# SHORT TASK
Give a verbatim quotation of every record.

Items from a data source
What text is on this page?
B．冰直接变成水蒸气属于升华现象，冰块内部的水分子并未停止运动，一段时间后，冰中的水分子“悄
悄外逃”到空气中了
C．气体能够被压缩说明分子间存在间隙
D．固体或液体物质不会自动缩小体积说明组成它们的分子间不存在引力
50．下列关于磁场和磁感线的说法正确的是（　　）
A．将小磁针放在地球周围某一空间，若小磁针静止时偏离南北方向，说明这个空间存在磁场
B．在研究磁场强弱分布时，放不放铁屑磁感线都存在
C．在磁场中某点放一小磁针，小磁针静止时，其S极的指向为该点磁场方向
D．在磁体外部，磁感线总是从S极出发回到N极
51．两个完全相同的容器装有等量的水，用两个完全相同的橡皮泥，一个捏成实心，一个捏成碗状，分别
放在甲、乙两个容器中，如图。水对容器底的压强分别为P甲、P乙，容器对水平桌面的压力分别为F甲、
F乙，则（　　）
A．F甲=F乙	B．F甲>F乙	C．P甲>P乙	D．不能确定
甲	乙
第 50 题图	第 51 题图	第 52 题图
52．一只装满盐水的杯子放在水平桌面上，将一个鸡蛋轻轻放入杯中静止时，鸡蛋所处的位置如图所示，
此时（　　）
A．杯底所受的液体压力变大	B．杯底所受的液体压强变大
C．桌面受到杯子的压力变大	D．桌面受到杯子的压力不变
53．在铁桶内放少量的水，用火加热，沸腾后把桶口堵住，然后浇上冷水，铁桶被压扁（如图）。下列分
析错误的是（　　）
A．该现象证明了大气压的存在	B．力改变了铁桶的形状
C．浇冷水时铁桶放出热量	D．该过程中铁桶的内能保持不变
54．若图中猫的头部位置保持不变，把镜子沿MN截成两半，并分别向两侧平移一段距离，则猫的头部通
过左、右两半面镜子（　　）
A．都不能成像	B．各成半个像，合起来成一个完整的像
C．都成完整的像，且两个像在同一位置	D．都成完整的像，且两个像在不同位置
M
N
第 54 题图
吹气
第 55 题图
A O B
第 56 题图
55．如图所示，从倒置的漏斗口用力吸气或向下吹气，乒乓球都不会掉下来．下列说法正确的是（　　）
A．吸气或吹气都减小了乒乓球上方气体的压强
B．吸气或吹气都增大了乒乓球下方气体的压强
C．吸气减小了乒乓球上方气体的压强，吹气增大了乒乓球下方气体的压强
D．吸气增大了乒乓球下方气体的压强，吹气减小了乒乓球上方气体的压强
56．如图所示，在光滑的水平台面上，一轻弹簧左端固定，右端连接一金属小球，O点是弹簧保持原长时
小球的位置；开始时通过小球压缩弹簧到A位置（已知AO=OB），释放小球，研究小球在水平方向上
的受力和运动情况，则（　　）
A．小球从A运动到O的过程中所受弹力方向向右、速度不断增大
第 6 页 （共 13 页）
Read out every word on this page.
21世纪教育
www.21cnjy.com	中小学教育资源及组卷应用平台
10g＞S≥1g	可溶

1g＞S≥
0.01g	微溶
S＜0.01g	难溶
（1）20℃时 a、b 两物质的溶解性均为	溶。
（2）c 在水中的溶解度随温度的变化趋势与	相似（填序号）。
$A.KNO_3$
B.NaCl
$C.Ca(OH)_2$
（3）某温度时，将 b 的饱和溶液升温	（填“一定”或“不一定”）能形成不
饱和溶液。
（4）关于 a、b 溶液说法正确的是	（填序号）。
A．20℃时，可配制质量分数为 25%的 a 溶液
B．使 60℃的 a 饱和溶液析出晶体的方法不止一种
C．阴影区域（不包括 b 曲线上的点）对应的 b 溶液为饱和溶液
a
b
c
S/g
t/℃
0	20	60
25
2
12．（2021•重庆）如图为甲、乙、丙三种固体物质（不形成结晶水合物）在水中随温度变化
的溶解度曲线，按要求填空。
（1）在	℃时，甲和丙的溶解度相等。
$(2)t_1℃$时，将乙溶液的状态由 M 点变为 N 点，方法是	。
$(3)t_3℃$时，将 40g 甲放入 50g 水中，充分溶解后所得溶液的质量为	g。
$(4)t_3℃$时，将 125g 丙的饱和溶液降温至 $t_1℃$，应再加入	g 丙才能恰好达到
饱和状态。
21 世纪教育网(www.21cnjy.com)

# PROBLEM SOLUTION
What text is on this page?
B．冰直接变成水蒸气属于升华现象，冰块内部的水分子并未停止运动，一段时间后，冰中的水分子“悄
悄外逃”到空气中了
C．气体能够被压缩说明分子间存在间隙
D．固体或液体物质不会自动缩小体积说明组成它们的分子间不存在引力
50．下列关于磁场和磁感线的说法正确的是（　　）
A．将小磁针放在地球周围某一空间，若小磁针静止时偏离南北方向，说明这个空间存在磁场
B．在研究磁场强弱分布时，放不放铁屑磁感线都存在
C．在磁场中某点放一小磁针，小磁针静止时，其S极的指向为该点磁场方向
D．在磁体外部，磁感线总是从S极出发回到N极
51．两个完全相同的容器装有等量的水，用两个完全相同的橡皮泥，一个捏成实心，一个捏成碗状，分别
放在甲、乙两个容器中，如图。水对容器底的压强分别为P甲、P乙，容器对水平桌面的压力分别为F甲、
F乙，则（　　）
A．F甲=F乙	B．F甲>F乙	C．P甲>P乙	D．不能确定
甲	乙
第 50 题图	第 51 题图	第 52 题图
52．一只装满盐水的杯子放在水平桌面上，将一个鸡蛋轻轻放入杯中静止时，鸡蛋所处的位置如图所示，
此时（　　）
A．杯底所受的液体压力变大	B．杯底所受的液体压强变大
C．桌面受到杯子的压力变大	D．桌面受到杯子的压力不变
53．在铁桶内放少量的水，用火加热，沸腾后把桶口堵住，然后浇上冷水，铁桶被压扁（如图）。下列分
析错误的是（　　）
A．该现象证明了大气压的存在	B．力改变了铁桶的形状
C．浇冷水时铁桶放出热量	D．该过程中铁桶的内能保持不变
54．若图中猫的头部位置保持不变，把镜子沿MN截成两半，并分别向两侧平移一段距离，则猫的头部通
过左、右两半面镜子（　　）
A．都不能成像	B．各成半个像，合起来成一个完整的像
C．都成完整的像，且两个像在同一位置	D．都成完整的像，且两个像在不同位置
M
N
第 54 题图
吹气
第 55 题图
A O B
第 56 题图
55．如图所示，从倒置的漏斗口用力吸气或向下吹气，乒乓球都不会掉下来．下列说法正确的是（　　）
A．吸气或吹气都减小了乒乓球上方气体的压强
B．吸气或吹气都增大了乒乓球下方气体的压强
C．吸气减小了乒乓球上方气体的压强，吹气增大了乒乓球下方气体的压强
D．吸气增大了乒乓球下方气体的压强，吹气减小了乒乓球上方气体的压强
56．如图所示，在光滑的水平台面上，一轻弹簧左端固定，右端连接一金属小球，O点是弹簧保持原长时
小球的位置；开始时通过小球压缩弹簧到A位置（已知AO=OB），释放小球，研究小球在水平方向上
的受力和运动情况，则（　　）
A．小球从A运动到O的过程中所受弹力方向向右、速度不断增大
第 6 页 （共 13 页）
Read out every word on this page.
21世纪教育
www.21cnjy.com	中小学教育资源及组卷应用平台
10g＞S≥1g	可溶

1g＞S≥
0.01g	微溶
S＜0.01g	难溶
（1）20℃时 a、b 两物质的溶解性均为	溶。
（2）c 在水中的溶解度随温度的变化趋势与	相似（填序号）。
$A.KNO_3$
B.NaCl
$C.Ca(OH)_2$
（3）某温度时，将 b 的饱和溶液升温	（填“一定”或“不一定”）能形成不
饱和溶液。
（4）关于 a、b 溶液说法正确的是	（填序号）。
A．20℃时，可配制质量分数为 25%的 a 溶液
B．使 60℃的 a 饱和溶液析出晶体的方法不止一种
C．阴影区域（不包括 b 曲线上的点）对应的 b 溶液为饱和溶液
a
b
c
S/g
t/℃
0	20	60
25
2
12．（2021•重庆）如图为甲、乙、丙三种固体物质（不形成结晶水合物）在水中随温度变化
的溶解度曲线，按要求填空。
（1）在	℃时，甲和丙的溶解度相等。
$(2)t_1℃$时，将乙溶液的状态由 M 点变为 N 点，方法是	。
$(3)t_3℃$时，将 40g 甲放入 50g 水中，充分溶解后所得溶液的质量为	g。
$(4)t_3℃$时，将 125g 丙的饱和溶液降温至 $t_1℃$，应再加入	g 丙才能恰好达到
饱和状态。
21 世纪教育网(www.21cnjy.com)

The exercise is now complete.